Send each entry back exactly as given, pictures excluded.

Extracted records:
● ● ● ● ● ● ●

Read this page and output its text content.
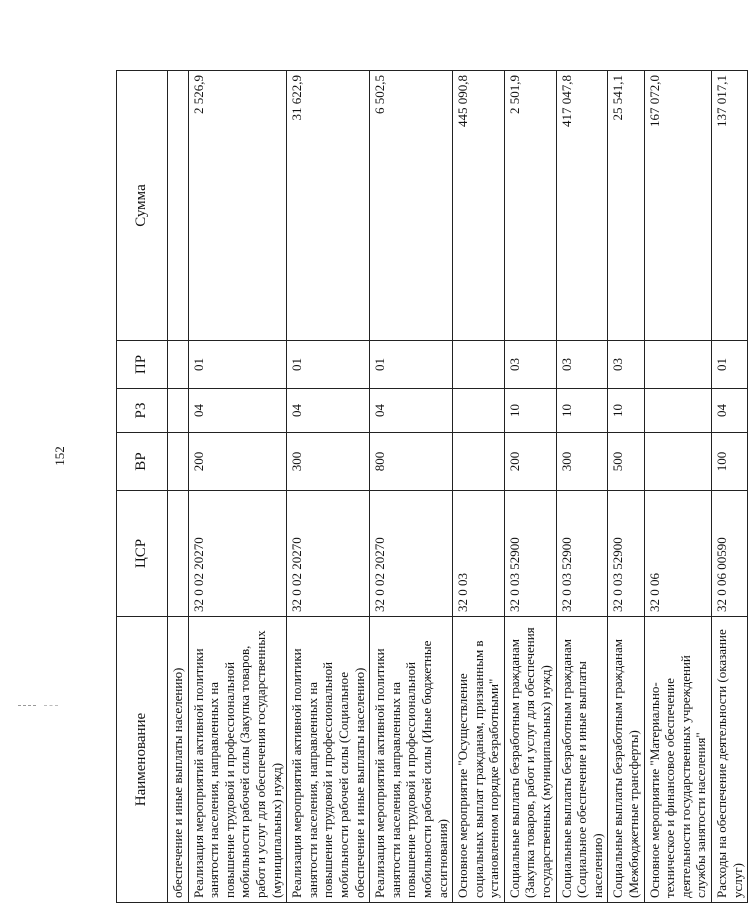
152
Наименование	ЦСР	ВР	РЗ	ПР	Сумма
обеспечение и иные выплаты населению)					
Реализация мероприятий активной политики занятости населения, направленных на повышение трудовой и профессиональной мобильности рабочей силы (Закупка товаров, работ и услуг для обеспечения государственных (муниципальных) нужд)	32 0 02 20270	200	04	01	2 526,9
Реализация мероприятий активной политики занятости населения, направленных на повышение трудовой и профессиональной мобильности рабочей силы (Социальное обеспечение и иные выплаты населению)	32 0 02 20270	300	04	01	31 622,9
Реализация мероприятий активной политики занятости населения, направленных на повышение трудовой и профессиональной мобильности рабочей силы (Иные бюджетные ассигнования)	32 0 02 20270	800	04	01	6 502,5
Основное мероприятие "Осуществление социальных выплат гражданам, признанным в установленном порядке безработными"	32 0 03				445 090,8
Социальные выплаты безработным гражданам (Закупка товаров, работ и услуг для обеспечения государственных (муниципальных) нужд)	32 0 03 52900	200	10	03	2 501,9
Социальные выплаты безработным гражданам (Социальное обеспечение и иные выплаты населению)	32 0 03 52900	300	10	03	417 047,8
Социальные выплаты безработным гражданам (Межбюджетные трансферты)	32 0 03 52900	500	10	03	25 541,1
Основное мероприятие "Материально-техническое и финансовое обеспечение деятельности государственных учреждений службы занятости населения"	32 0 06				167 072,0
Расходы на обеспечение деятельности (оказание услуг)	32 0 06 00590	100	04	01	137 017,1
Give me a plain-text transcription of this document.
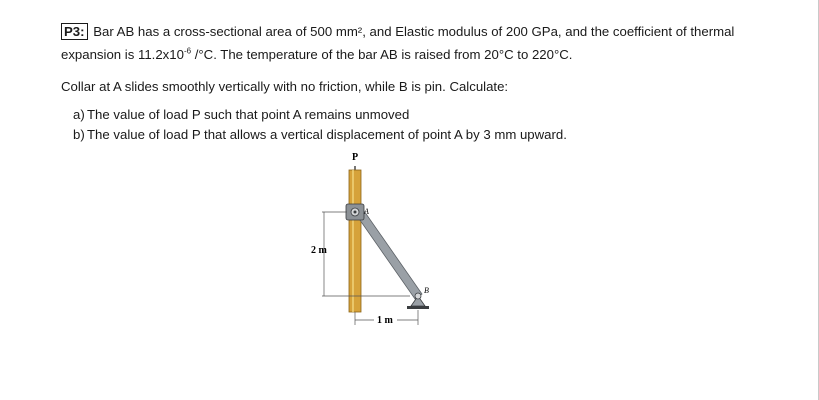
P3: Bar AB has a cross-sectional area of 500 mm², and Elastic modulus of 200 GPa, and the coefficient of thermal

expansion is $11.2x10^{-6}$ /°C. The temperature of the bar AB is raised from 20°C to 220°C.

Collar at A slides smoothly vertically with no friction, while B is pin. Calculate:

a) The value of load P such that point A remains unmoved
b) The value of load P that allows a vertical displacement of point A by 3 mm upward.
P
A
B
2 m
1 m
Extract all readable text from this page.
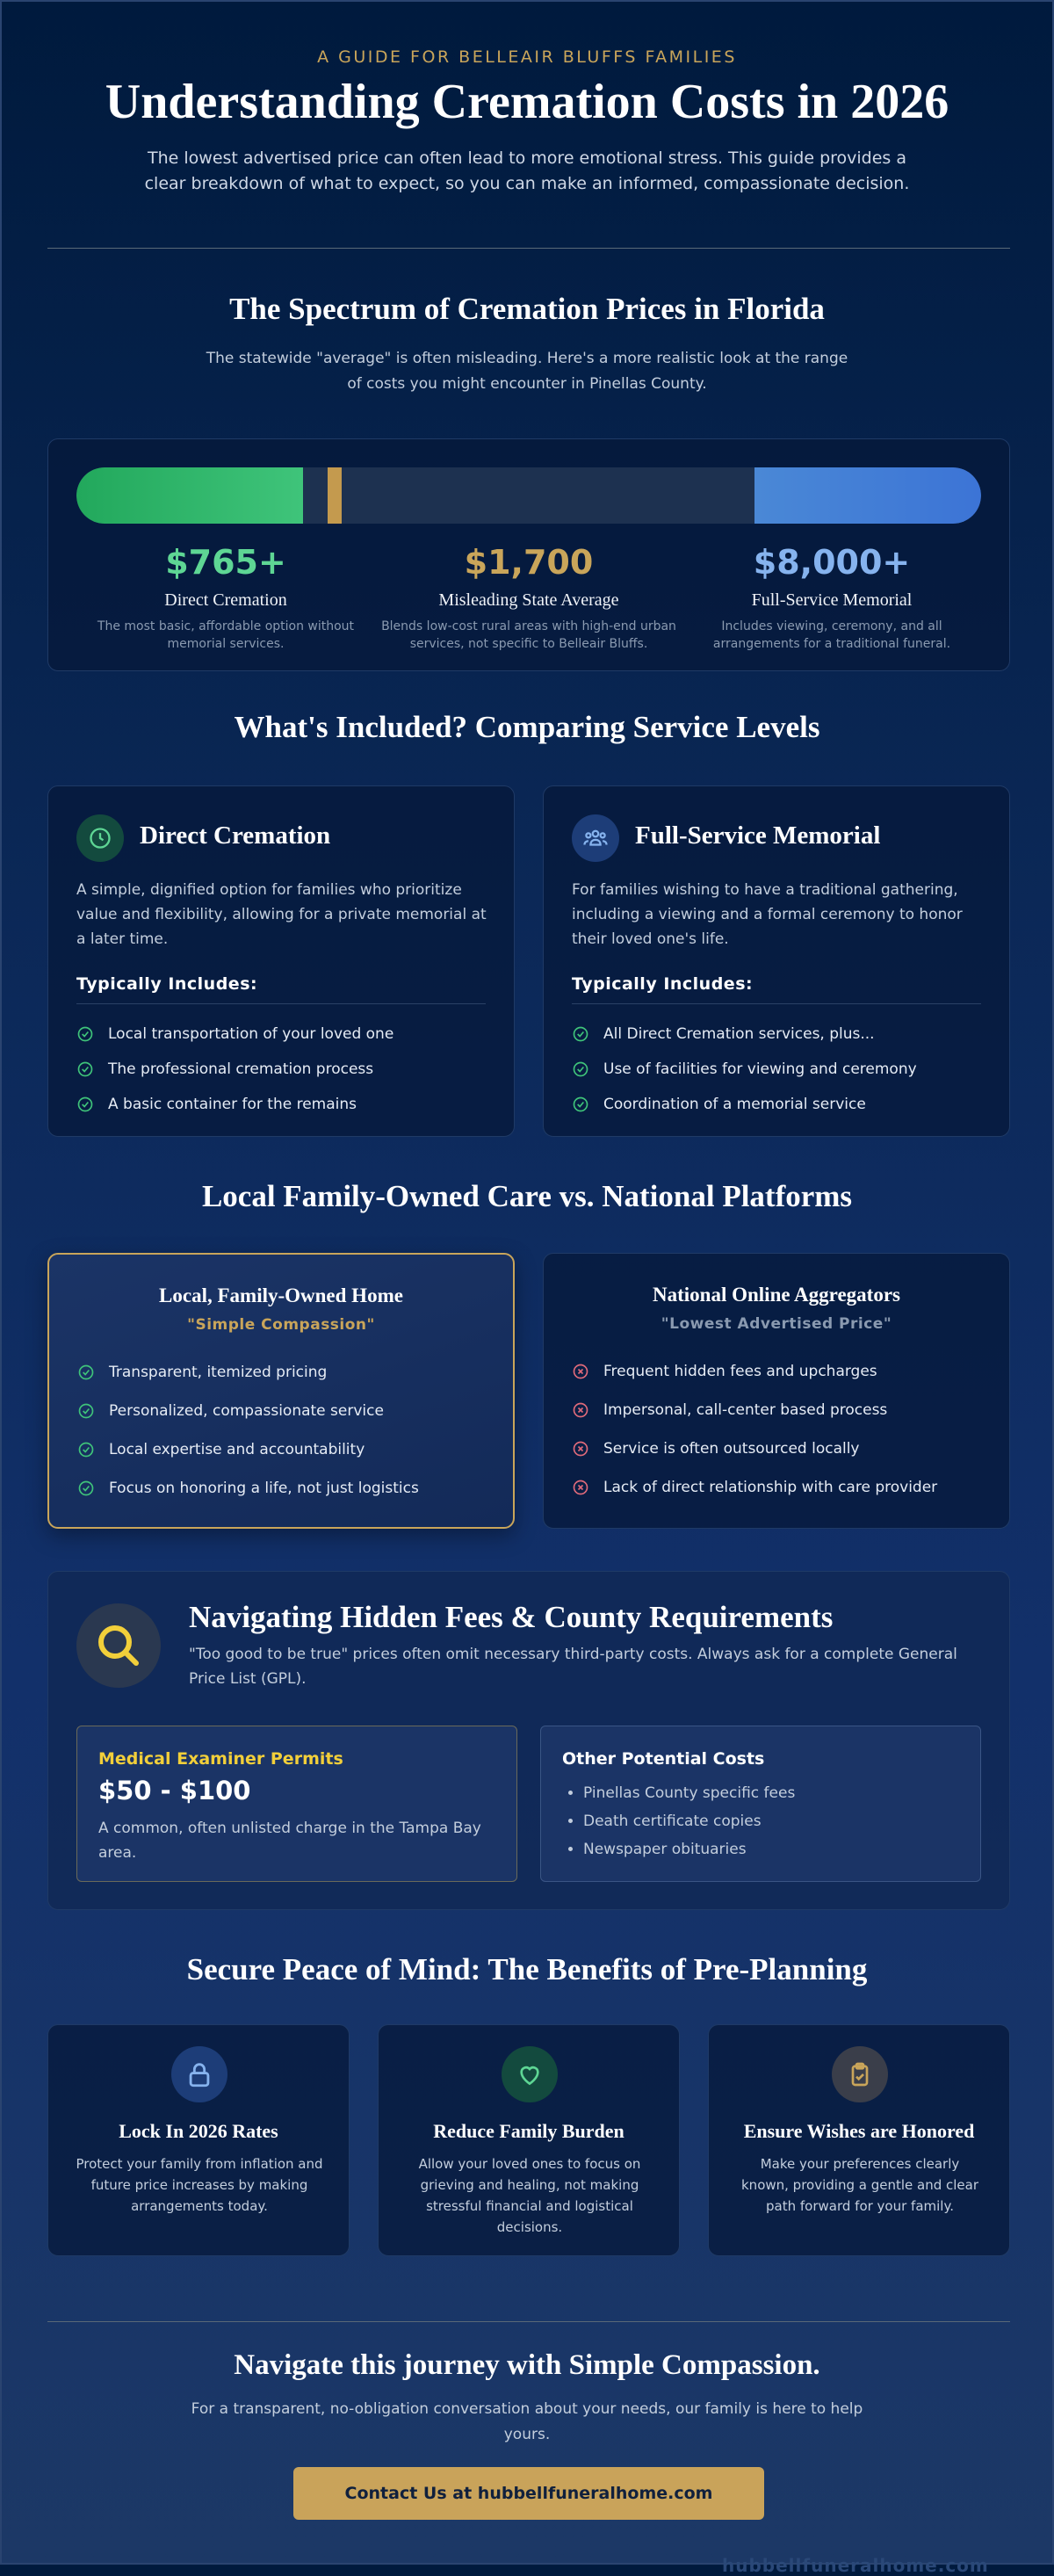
A GUIDE FOR BELLEAIR BLUFFS FAMILIES
Understanding Cremation Costs in 2026

The lowest advertised price can often lead to more emotional stress. This guide provides a clear breakdown of what to expect, so you can make an informed, compassionate decision.

The Spectrum of Cremation Prices in Florida

The statewide "average" is often misleading. Here's a more realistic look at the range of costs you might encounter in Pinellas County.

$765+
Direct Cremation
The most basic, affordable option without memorial services.
$1,700
Misleading State Average
Blends low-cost rural areas with high-end urban services, not specific to Belleair Bluffs.
$8,000+
Full-Service Memorial
Includes viewing, ceremony, and all arrangements for a traditional funeral.
What's Included? Comparing Service Levels
Direct Cremation

A simple, dignified option for families who prioritize value and flexibility, allowing for a private memorial at a later time.

Typically Includes:
Local transportation of your loved one
The professional cremation process
A basic container for the remains
Full-Service Memorial

For families wishing to have a traditional gathering, including a viewing and a formal ceremony to honor their loved one's life.

Typically Includes:
All Direct Cremation services, plus...
Use of facilities for viewing and ceremony
Coordination of a memorial service
Local Family-Owned Care vs. National Platforms
Local, Family-Owned Home
"Simple Compassion"
Transparent, itemized pricing
Personalized, compassionate service
Local expertise and accountability
Focus on honoring a life, not just logistics
National Online Aggregators
"Lowest Advertised Price"
Frequent hidden fees and upcharges
Impersonal, call-center based process
Service is often outsourced locally
Lack of direct relationship with care provider
Navigating Hidden Fees & County Requirements

"Too good to be true" prices often omit necessary third-party costs. Always ask for a complete General Price List (GPL).

Medical Examiner Permits
$50 - $100
A common, often unlisted charge in the Tampa Bay area.
Other Potential Costs
• Pinellas County specific fees
• Death certificate copies
• Newspaper obituaries
Secure Peace of Mind: The Benefits of Pre-Planning
Lock In 2026 Rates

Protect your family from inflation and future price increases by making arrangements today.

Reduce Family Burden

Allow your loved ones to focus on grieving and healing, not making stressful financial and logistical decisions.

Ensure Wishes are Honored

Make your preferences clearly known, providing a gentle and clear path forward for your family.

Navigate this journey with Simple Compassion.

For a transparent, no-obligation conversation about your needs, our family is here to help yours.

Contact Us at hubbellfuneralhome.com
hubbellfuneralhome.com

● ● ● ● ● ● ●

#### [Reply]
Read this page and output its text content.
152
Наименование	ЦСР	ВР	РЗ	ПР	Сумма
обеспечение и иные выплаты населению)					
Реализация мероприятий активной политики занятости населения, направленных на повышение трудовой и профессиональной мобильности рабочей силы (Закупка товаров, работ и услуг для обеспечения государственных (муниципальных) нужд)	32 0 02 20270	200	04	01	2 526,9
Реализация мероприятий активной политики занятости населения, направленных на повышение трудовой и профессиональной мобильности рабочей силы (Социальное обеспечение и иные выплаты населению)	32 0 02 20270	300	04	01	31 622,9
Реализация мероприятий активной политики занятости населения, направленных на повышение трудовой и профессиональной мобильности рабочей силы (Иные бюджетные ассигнования)	32 0 02 20270	800	04	01	6 502,5
Основное мероприятие "Осуществление социальных выплат гражданам, признанным в установленном порядке безработными"	32 0 03				445 090,8
Социальные выплаты безработным гражданам (Закупка товаров, работ и услуг для обеспечения государственных (муниципальных) нужд)	32 0 03 52900	200	10	03	2 501,9
Социальные выплаты безработным гражданам (Социальное обеспечение и иные выплаты населению)	32 0 03 52900	300	10	03	417 047,8
Социальные выплаты безработным гражданам (Межбюджетные трансферты)	32 0 03 52900	500	10	03	25 541,1
Основное мероприятие "Материально-техническое и финансовое обеспечение деятельности государственных учреждений службы занятости населения"	32 0 06				167 072,0
Расходы на обеспечение деятельности (оказание услуг)	32 0 06 00590	100	04	01	137 017,1
Give me a plain-text transcription of this document.
P3: Bar AB has a cross-sectional area of 500 mm², and Elastic modulus of 200 GPa, and the coefficient of thermal

expansion is $11.2x10^{-6}$ /°C. The temperature of the bar AB is raised from 20°C to 220°C.

Collar at A slides smoothly vertically with no friction, while B is pin. Calculate:

a) The value of load P such that point A remains unmoved
b) The value of load P that allows a vertical displacement of point A by 3 mm upward.
P
A
B
2 m
1 m
Extract all readable text from this page.
A GUIDE FOR BELLEAIR BLUFFS FAMILIES
Understanding Cremation Costs in 2026

The lowest advertised price can often lead to more emotional stress. This guide provides a clear breakdown of what to expect, so you can make an informed, compassionate decision.

The Spectrum of Cremation Prices in Florida

The statewide "average" is often misleading. Here's a more realistic look at the range of costs you might encounter in Pinellas County.

$765+
Direct Cremation
The most basic, affordable option without memorial services.
$1,700
Misleading State Average
Blends low-cost rural areas with high-end urban services, not specific to Belleair Bluffs.
$8,000+
Full-Service Memorial
Includes viewing, ceremony, and all arrangements for a traditional funeral.
What's Included? Comparing Service Levels
Direct Cremation

A simple, dignified option for families who prioritize value and flexibility, allowing for a private memorial at a later time.

Typically Includes:
Local transportation of your loved one
The professional cremation process
A basic container for the remains
Full-Service Memorial

For families wishing to have a traditional gathering, including a viewing and a formal ceremony to honor their loved one's life.

Typically Includes:
All Direct Cremation services, plus...
Use of facilities for viewing and ceremony
Coordination of a memorial service
Local Family-Owned Care vs. National Platforms
Local, Family-Owned Home
"Simple Compassion"
Transparent, itemized pricing
Personalized, compassionate service
Local expertise and accountability
Focus on honoring a life, not just logistics
National Online Aggregators
"Lowest Advertised Price"
Frequent hidden fees and upcharges
Impersonal, call-center based process
Service is often outsourced locally
Lack of direct relationship with care provider
Navigating Hidden Fees & County Requirements

"Too good to be true" prices often omit necessary third-party costs. Always ask for a complete General Price List (GPL).

Medical Examiner Permits
$50 - $100
A common, often unlisted charge in the Tampa Bay area.
Other Potential Costs
• Pinellas County specific fees
• Death certificate copies
• Newspaper obituaries
Secure Peace of Mind: The Benefits of Pre-Planning
Lock In 2026 Rates

Protect your family from inflation and future price increases by making arrangements today.

Reduce Family Burden

Allow your loved ones to focus on grieving and healing, not making stressful financial and logistical decisions.

Ensure Wishes are Honored

Make your preferences clearly known, providing a gentle and clear path forward for your family.

Navigate this journey with Simple Compassion.

For a transparent, no-obligation conversation about your needs, our family is here to help yours.

Contact Us at hubbellfuneralhome.com
hubbellfuneralhome.com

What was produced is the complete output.